**WRITTEN EXERCISE:** Return the material word for word. Do not include pictures.

[Figure dataset records]

○ ○ ○

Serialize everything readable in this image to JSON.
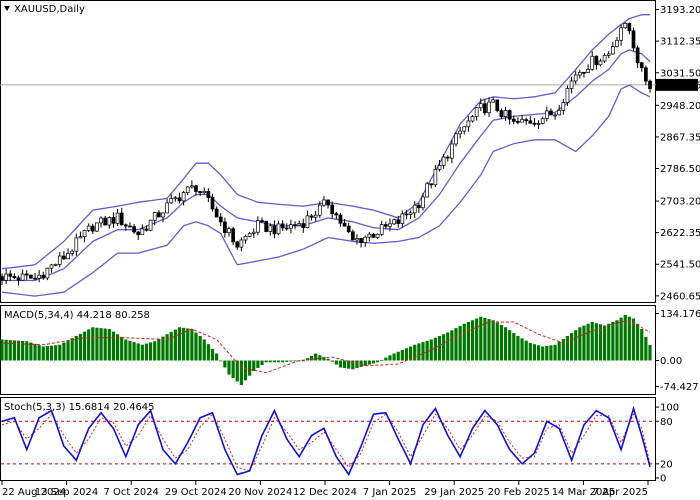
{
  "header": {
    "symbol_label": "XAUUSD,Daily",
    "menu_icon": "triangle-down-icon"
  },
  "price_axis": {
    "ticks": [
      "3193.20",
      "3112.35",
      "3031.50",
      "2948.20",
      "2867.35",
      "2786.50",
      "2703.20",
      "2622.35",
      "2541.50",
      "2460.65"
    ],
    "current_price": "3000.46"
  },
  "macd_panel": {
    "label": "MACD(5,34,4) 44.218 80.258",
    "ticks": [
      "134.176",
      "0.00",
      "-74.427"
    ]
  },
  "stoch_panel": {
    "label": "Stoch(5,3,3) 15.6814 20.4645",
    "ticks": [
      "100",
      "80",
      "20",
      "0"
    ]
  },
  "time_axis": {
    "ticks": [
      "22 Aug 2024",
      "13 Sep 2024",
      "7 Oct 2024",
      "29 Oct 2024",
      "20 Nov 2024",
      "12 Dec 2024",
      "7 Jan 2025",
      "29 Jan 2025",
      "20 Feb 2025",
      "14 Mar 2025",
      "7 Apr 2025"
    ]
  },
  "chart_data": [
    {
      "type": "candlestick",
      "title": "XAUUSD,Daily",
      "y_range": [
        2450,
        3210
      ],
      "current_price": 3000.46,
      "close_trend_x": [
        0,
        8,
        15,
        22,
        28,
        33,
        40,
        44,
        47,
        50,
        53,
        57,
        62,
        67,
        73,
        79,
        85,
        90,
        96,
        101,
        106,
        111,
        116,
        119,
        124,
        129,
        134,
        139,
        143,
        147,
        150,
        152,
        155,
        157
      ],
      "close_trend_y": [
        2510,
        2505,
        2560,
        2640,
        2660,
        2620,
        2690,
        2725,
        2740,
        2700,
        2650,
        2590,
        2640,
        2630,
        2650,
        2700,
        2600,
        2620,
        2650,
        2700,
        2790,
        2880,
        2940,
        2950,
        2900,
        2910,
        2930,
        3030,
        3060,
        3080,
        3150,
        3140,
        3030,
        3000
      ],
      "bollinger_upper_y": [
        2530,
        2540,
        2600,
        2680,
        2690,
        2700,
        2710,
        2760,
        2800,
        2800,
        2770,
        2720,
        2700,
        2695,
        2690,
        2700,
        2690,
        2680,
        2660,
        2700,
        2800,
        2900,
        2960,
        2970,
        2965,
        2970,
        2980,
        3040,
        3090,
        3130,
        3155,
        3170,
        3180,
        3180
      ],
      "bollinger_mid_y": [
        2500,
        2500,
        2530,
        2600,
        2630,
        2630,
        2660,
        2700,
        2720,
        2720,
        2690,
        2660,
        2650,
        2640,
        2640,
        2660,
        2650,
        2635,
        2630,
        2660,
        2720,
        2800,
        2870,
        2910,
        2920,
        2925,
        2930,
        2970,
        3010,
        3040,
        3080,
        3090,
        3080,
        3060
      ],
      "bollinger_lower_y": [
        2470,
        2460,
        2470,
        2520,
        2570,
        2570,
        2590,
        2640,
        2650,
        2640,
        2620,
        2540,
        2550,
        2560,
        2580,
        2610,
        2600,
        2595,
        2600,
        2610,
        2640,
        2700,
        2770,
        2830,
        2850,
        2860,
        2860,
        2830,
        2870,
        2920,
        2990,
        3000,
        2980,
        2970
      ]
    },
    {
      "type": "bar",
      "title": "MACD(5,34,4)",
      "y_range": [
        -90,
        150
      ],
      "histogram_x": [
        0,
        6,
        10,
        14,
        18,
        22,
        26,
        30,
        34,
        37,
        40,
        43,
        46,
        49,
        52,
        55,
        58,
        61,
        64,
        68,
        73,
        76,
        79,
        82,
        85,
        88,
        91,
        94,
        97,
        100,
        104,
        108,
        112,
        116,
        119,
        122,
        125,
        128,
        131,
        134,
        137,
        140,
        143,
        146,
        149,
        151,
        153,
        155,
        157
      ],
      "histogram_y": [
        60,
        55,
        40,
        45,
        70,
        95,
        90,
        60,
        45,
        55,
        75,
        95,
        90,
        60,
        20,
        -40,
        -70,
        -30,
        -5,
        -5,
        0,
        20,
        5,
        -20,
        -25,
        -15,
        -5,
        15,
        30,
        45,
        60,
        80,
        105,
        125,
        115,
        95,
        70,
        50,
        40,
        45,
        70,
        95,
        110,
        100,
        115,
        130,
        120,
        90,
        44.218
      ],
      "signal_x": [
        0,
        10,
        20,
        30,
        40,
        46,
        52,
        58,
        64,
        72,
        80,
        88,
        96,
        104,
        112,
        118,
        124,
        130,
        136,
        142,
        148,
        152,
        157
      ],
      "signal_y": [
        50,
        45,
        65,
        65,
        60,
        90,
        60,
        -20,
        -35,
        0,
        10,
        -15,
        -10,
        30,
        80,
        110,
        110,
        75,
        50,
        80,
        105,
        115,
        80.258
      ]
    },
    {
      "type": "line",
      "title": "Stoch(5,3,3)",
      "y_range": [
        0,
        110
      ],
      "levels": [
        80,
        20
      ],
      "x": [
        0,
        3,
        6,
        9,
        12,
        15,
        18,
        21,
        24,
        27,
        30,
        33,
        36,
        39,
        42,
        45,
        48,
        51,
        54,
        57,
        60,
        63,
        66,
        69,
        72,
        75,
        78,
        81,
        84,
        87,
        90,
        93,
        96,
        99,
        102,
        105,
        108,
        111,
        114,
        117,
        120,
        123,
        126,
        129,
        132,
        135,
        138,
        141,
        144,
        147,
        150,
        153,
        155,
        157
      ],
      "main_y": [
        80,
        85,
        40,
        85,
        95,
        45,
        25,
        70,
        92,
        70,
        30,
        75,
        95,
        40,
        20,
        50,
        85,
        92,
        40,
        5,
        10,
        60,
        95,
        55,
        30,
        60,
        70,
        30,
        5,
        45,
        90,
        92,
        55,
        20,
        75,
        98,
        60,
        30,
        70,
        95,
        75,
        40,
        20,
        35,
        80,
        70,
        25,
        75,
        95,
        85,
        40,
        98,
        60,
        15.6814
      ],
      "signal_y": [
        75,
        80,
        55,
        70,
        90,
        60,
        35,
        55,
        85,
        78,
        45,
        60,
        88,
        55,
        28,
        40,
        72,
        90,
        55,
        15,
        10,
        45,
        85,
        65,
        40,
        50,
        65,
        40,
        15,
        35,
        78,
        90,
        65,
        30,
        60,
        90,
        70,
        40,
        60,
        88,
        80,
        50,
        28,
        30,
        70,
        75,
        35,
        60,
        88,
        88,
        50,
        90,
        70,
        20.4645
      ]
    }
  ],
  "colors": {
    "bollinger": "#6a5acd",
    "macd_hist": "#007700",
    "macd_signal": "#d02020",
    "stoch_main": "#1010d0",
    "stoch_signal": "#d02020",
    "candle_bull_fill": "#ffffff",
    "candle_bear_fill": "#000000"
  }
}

○ ○ ○

**FINISHED ANSWER:**
Serialize everything readable in this image to JSON.
{
  "header": {
    "symbol_label": "XAUUSD,Daily",
    "menu_icon": "triangle-down-icon"
  },
  "price_axis": {
    "ticks": [
      "3193.20",
      "3112.35",
      "3031.50",
      "2948.20",
      "2867.35",
      "2786.50",
      "2703.20",
      "2622.35",
      "2541.50",
      "2460.65"
    ],
    "current_price": "3000.46"
  },
  "macd_panel": {
    "label": "MACD(5,34,4) 44.218 80.258",
    "ticks": [
      "134.176",
      "0.00",
      "-74.427"
    ]
  },
  "stoch_panel": {
    "label": "Stoch(5,3,3) 15.6814 20.4645",
    "ticks": [
      "100",
      "80",
      "20",
      "0"
    ]
  },
  "time_axis": {
    "ticks": [
      "22 Aug 2024",
      "13 Sep 2024",
      "7 Oct 2024",
      "29 Oct 2024",
      "20 Nov 2024",
      "12 Dec 2024",
      "7 Jan 2025",
      "29 Jan 2025",
      "20 Feb 2025",
      "14 Mar 2025",
      "7 Apr 2025"
    ]
  },
  "chart_data": [
    {
      "type": "candlestick",
      "title": "XAUUSD,Daily",
      "y_range": [
        2450,
        3210
      ],
      "current_price": 3000.46,
      "close_trend_x": [
        0,
        8,
        15,
        22,
        28,
        33,
        40,
        44,
        47,
        50,
        53,
        57,
        62,
        67,
        73,
        79,
        85,
        90,
        96,
        101,
        106,
        111,
        116,
        119,
        124,
        129,
        134,
        139,
        143,
        147,
        150,
        152,
        155,
        157
      ],
      "close_trend_y": [
        2510,
        2505,
        2560,
        2640,
        2660,
        2620,
        2690,
        2725,
        2740,
        2700,
        2650,
        2590,
        2640,
        2630,
        2650,
        2700,
        2600,
        2620,
        2650,
        2700,
        2790,
        2880,
        2940,
        2950,
        2900,
        2910,
        2930,
        3030,
        3060,
        3080,
        3150,
        3140,
        3030,
        3000
      ],
      "bollinger_upper_y": [
        2530,
        2540,
        2600,
        2680,
        2690,
        2700,
        2710,
        2760,
        2800,
        2800,
        2770,
        2720,
        2700,
        2695,
        2690,
        2700,
        2690,
        2680,
        2660,
        2700,
        2800,
        2900,
        2960,
        2970,
        2965,
        2970,
        2980,
        3040,
        3090,
        3130,
        3155,
        3170,
        3180,
        3180
      ],
      "bollinger_mid_y": [
        2500,
        2500,
        2530,
        2600,
        2630,
        2630,
        2660,
        2700,
        2720,
        2720,
        2690,
        2660,
        2650,
        2640,
        2640,
        2660,
        2650,
        2635,
        2630,
        2660,
        2720,
        2800,
        2870,
        2910,
        2920,
        2925,
        2930,
        2970,
        3010,
        3040,
        3080,
        3090,
        3080,
        3060
      ],
      "bollinger_lower_y": [
        2470,
        2460,
        2470,
        2520,
        2570,
        2570,
        2590,
        2640,
        2650,
        2640,
        2620,
        2540,
        2550,
        2560,
        2580,
        2610,
        2600,
        2595,
        2600,
        2610,
        2640,
        2700,
        2770,
        2830,
        2850,
        2860,
        2860,
        2830,
        2870,
        2920,
        2990,
        3000,
        2980,
        2970
      ]
    },
    {
      "type": "bar",
      "title": "MACD(5,34,4)",
      "y_range": [
        -90,
        150
      ],
      "histogram_x": [
        0,
        6,
        10,
        14,
        18,
        22,
        26,
        30,
        34,
        37,
        40,
        43,
        46,
        49,
        52,
        55,
        58,
        61,
        64,
        68,
        73,
        76,
        79,
        82,
        85,
        88,
        91,
        94,
        97,
        100,
        104,
        108,
        112,
        116,
        119,
        122,
        125,
        128,
        131,
        134,
        137,
        140,
        143,
        146,
        149,
        151,
        153,
        155,
        157
      ],
      "histogram_y": [
        60,
        55,
        40,
        45,
        70,
        95,
        90,
        60,
        45,
        55,
        75,
        95,
        90,
        60,
        20,
        -40,
        -70,
        -30,
        -5,
        -5,
        0,
        20,
        5,
        -20,
        -25,
        -15,
        -5,
        15,
        30,
        45,
        60,
        80,
        105,
        125,
        115,
        95,
        70,
        50,
        40,
        45,
        70,
        95,
        110,
        100,
        115,
        130,
        120,
        90,
        44.218
      ],
      "signal_x": [
        0,
        10,
        20,
        30,
        40,
        46,
        52,
        58,
        64,
        72,
        80,
        88,
        96,
        104,
        112,
        118,
        124,
        130,
        136,
        142,
        148,
        152,
        157
      ],
      "signal_y": [
        50,
        45,
        65,
        65,
        60,
        90,
        60,
        -20,
        -35,
        0,
        10,
        -15,
        -10,
        30,
        80,
        110,
        110,
        75,
        50,
        80,
        105,
        115,
        80.258
      ]
    },
    {
      "type": "line",
      "title": "Stoch(5,3,3)",
      "y_range": [
        0,
        110
      ],
      "levels": [
        80,
        20
      ],
      "x": [
        0,
        3,
        6,
        9,
        12,
        15,
        18,
        21,
        24,
        27,
        30,
        33,
        36,
        39,
        42,
        45,
        48,
        51,
        54,
        57,
        60,
        63,
        66,
        69,
        72,
        75,
        78,
        81,
        84,
        87,
        90,
        93,
        96,
        99,
        102,
        105,
        108,
        111,
        114,
        117,
        120,
        123,
        126,
        129,
        132,
        135,
        138,
        141,
        144,
        147,
        150,
        153,
        155,
        157
      ],
      "main_y": [
        80,
        85,
        40,
        85,
        95,
        45,
        25,
        70,
        92,
        70,
        30,
        75,
        95,
        40,
        20,
        50,
        85,
        92,
        40,
        5,
        10,
        60,
        95,
        55,
        30,
        60,
        70,
        30,
        5,
        45,
        90,
        92,
        55,
        20,
        75,
        98,
        60,
        30,
        70,
        95,
        75,
        40,
        20,
        35,
        80,
        70,
        25,
        75,
        95,
        85,
        40,
        98,
        60,
        15.6814
      ],
      "signal_y": [
        75,
        80,
        55,
        70,
        90,
        60,
        35,
        55,
        85,
        78,
        45,
        60,
        88,
        55,
        28,
        40,
        72,
        90,
        55,
        15,
        10,
        45,
        85,
        65,
        40,
        50,
        65,
        40,
        15,
        35,
        78,
        90,
        65,
        30,
        60,
        90,
        70,
        40,
        60,
        88,
        80,
        50,
        28,
        30,
        70,
        75,
        35,
        60,
        88,
        88,
        50,
        90,
        70,
        20.4645
      ]
    }
  ],
  "colors": {
    "bollinger": "#6a5acd",
    "macd_hist": "#007700",
    "macd_signal": "#d02020",
    "stoch_main": "#1010d0",
    "stoch_signal": "#d02020",
    "candle_bull_fill": "#ffffff",
    "candle_bear_fill": "#000000"
  }
}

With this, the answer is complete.